Dataset excerpts:
+++++

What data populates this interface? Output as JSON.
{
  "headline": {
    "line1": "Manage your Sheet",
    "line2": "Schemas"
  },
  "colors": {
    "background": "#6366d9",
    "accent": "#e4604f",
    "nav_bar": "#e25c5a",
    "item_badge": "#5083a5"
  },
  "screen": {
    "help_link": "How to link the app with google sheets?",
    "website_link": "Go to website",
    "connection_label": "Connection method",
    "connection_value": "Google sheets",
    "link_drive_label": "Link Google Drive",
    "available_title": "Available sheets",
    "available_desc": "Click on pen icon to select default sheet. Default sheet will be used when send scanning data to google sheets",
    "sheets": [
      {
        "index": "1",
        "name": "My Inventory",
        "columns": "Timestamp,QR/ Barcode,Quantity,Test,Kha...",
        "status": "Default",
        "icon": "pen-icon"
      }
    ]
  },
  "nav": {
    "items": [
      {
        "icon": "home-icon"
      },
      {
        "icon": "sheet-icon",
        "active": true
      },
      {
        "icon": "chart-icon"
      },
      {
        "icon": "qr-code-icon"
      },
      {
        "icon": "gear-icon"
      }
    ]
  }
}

+++++

## WRITTEN REQUEST:
Pull out each record as written and restate it exactly.

## ANSWER FOR THIS EXERCISE:
What data populates this interface? Output as JSON.
{
  "headline": {
    "line1": "Manage your Sheet",
    "line2": "Schemas"
  },
  "colors": {
    "background": "#6366d9",
    "accent": "#e4604f",
    "nav_bar": "#e25c5a",
    "item_badge": "#5083a5"
  },
  "screen": {
    "help_link": "How to link the app with google sheets?",
    "website_link": "Go to website",
    "connection_label": "Connection method",
    "connection_value": "Google sheets",
    "link_drive_label": "Link Google Drive",
    "available_title": "Available sheets",
    "available_desc": "Click on pen icon to select default sheet. Default sheet will be used when send scanning data to google sheets",
    "sheets": [
      {
        "index": "1",
        "name": "My Inventory",
        "columns": "Timestamp,QR/ Barcode,Quantity,Test,Kha...",
        "status": "Default",
        "icon": "pen-icon"
      }
    ]
  },
  "nav": {
    "items": [
      {
        "icon": "home-icon"
      },
      {
        "icon": "sheet-icon",
        "active": true
      },
      {
        "icon": "chart-icon"
      },
      {
        "icon": "qr-code-icon"
      },
      {
        "icon": "gear-icon"
      }
    ]
  }
}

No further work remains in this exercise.